» **Direction**:
For each line that holds "base", copy the line out.

» **Provided data**:
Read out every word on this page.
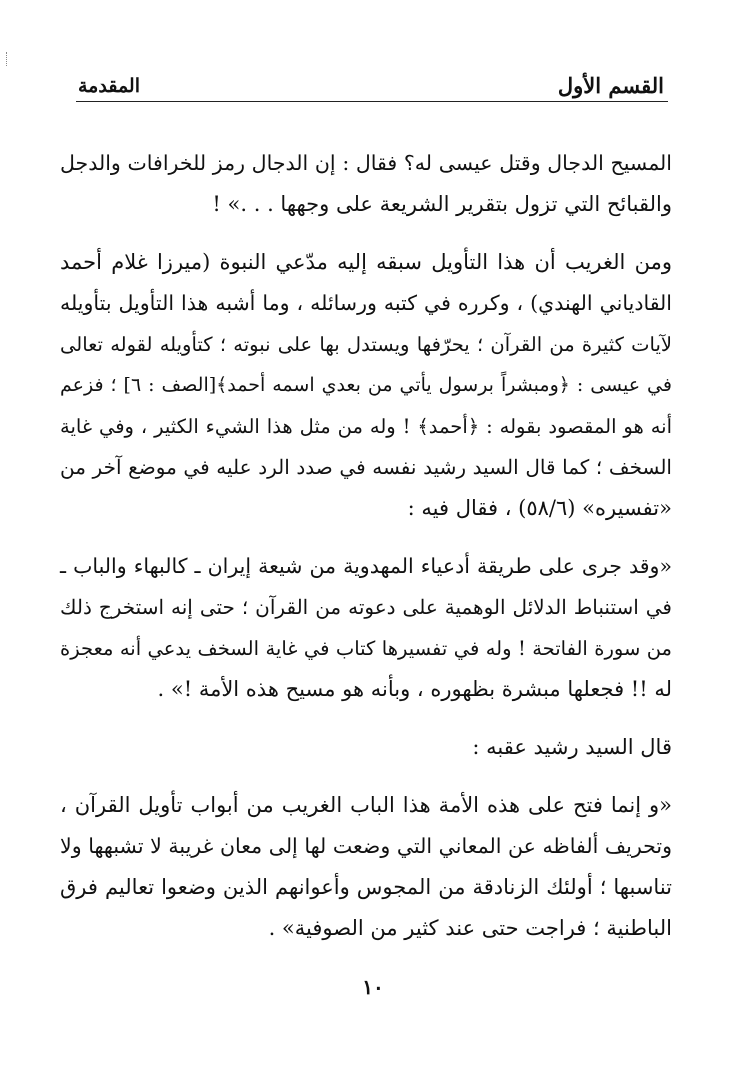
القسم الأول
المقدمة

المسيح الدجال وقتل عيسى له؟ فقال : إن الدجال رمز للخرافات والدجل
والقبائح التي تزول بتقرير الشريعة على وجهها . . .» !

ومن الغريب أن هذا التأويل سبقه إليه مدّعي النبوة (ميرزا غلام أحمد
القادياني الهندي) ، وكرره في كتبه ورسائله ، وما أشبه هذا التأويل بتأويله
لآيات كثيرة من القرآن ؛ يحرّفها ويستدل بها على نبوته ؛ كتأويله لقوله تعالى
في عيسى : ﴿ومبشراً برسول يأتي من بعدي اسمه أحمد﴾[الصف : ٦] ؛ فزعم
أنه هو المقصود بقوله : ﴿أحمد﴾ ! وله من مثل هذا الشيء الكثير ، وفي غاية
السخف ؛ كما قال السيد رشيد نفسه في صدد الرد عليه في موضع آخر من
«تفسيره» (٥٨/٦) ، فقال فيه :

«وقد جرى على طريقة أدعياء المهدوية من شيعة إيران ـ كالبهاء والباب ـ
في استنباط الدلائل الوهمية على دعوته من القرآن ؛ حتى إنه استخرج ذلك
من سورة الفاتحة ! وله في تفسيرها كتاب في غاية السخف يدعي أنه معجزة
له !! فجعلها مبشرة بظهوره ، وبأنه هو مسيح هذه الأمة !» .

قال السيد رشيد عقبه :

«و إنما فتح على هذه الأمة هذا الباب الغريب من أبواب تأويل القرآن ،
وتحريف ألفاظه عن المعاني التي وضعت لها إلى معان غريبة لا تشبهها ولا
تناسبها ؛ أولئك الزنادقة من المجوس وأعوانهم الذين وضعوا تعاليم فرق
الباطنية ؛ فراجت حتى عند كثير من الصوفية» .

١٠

==

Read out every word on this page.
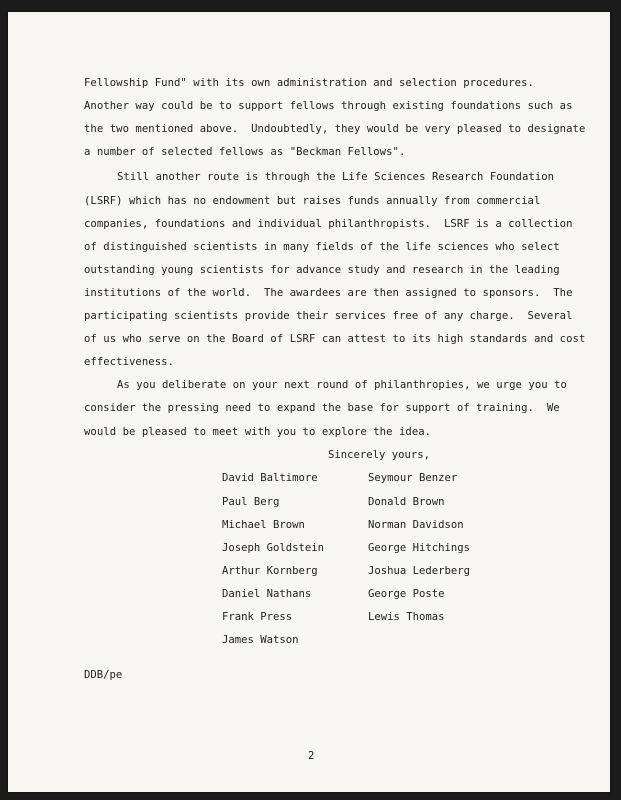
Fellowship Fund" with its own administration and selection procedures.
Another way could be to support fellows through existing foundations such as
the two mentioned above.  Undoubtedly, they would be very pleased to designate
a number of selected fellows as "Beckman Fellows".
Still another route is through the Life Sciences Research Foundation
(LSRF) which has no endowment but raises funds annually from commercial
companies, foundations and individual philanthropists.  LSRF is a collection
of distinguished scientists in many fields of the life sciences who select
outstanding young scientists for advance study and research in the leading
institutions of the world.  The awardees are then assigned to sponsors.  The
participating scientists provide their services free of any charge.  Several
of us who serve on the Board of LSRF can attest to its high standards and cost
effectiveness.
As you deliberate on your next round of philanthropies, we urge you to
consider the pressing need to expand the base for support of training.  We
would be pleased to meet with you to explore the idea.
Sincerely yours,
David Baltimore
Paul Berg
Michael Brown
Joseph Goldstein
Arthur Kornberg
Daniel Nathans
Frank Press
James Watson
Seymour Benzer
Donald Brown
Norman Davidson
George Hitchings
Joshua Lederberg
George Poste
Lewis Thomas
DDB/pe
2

==

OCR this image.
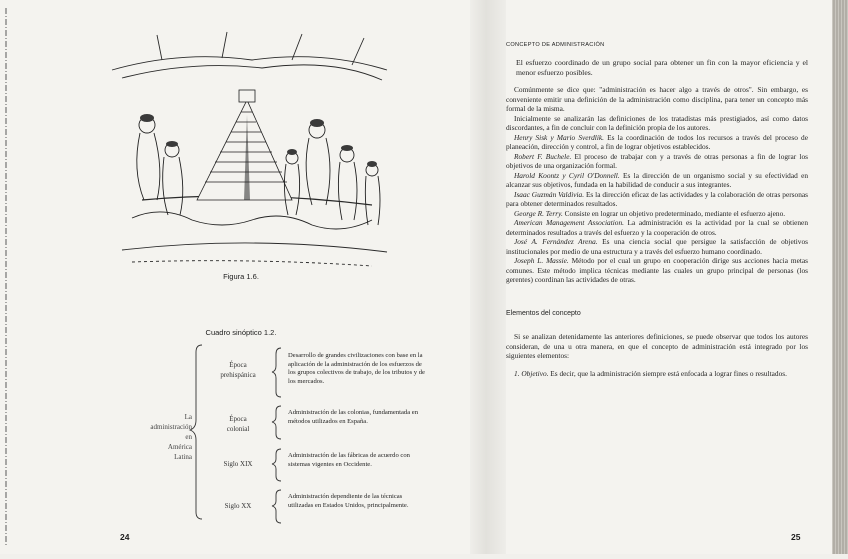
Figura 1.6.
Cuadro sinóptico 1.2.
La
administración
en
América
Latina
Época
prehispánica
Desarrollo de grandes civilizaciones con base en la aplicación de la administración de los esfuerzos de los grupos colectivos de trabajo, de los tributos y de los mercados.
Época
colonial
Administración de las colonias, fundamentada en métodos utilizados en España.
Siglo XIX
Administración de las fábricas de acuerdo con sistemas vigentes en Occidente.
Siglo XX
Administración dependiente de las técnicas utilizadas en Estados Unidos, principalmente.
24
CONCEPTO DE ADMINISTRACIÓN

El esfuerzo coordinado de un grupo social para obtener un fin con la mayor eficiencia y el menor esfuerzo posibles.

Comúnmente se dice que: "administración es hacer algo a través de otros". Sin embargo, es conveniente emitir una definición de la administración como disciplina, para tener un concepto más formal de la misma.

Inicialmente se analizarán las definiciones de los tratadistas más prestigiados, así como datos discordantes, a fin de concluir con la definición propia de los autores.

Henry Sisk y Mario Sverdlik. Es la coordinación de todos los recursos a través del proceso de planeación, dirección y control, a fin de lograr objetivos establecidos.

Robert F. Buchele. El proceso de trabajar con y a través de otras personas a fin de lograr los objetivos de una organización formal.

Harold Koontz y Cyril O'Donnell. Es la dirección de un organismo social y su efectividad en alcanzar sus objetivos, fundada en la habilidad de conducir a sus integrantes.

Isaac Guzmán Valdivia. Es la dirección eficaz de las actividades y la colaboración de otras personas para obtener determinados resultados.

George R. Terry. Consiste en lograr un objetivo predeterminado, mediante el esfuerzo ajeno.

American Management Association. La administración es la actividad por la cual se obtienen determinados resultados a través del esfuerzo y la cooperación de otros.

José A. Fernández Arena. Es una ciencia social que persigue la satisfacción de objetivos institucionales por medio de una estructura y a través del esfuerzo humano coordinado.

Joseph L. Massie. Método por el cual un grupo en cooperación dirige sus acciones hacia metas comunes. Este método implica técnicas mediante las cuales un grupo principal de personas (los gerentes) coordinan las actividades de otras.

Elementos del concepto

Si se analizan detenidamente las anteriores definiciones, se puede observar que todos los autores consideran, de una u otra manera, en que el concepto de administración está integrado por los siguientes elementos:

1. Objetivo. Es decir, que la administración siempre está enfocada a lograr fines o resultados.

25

» **The reply**:
consider the pressing need to expand the base for support of training.  We
Desarrollo de grandes civilizaciones con base en la aplicación de la administración de los esfuerzos de los grupos colectivos de trabajo, de los tributos y de los mercados.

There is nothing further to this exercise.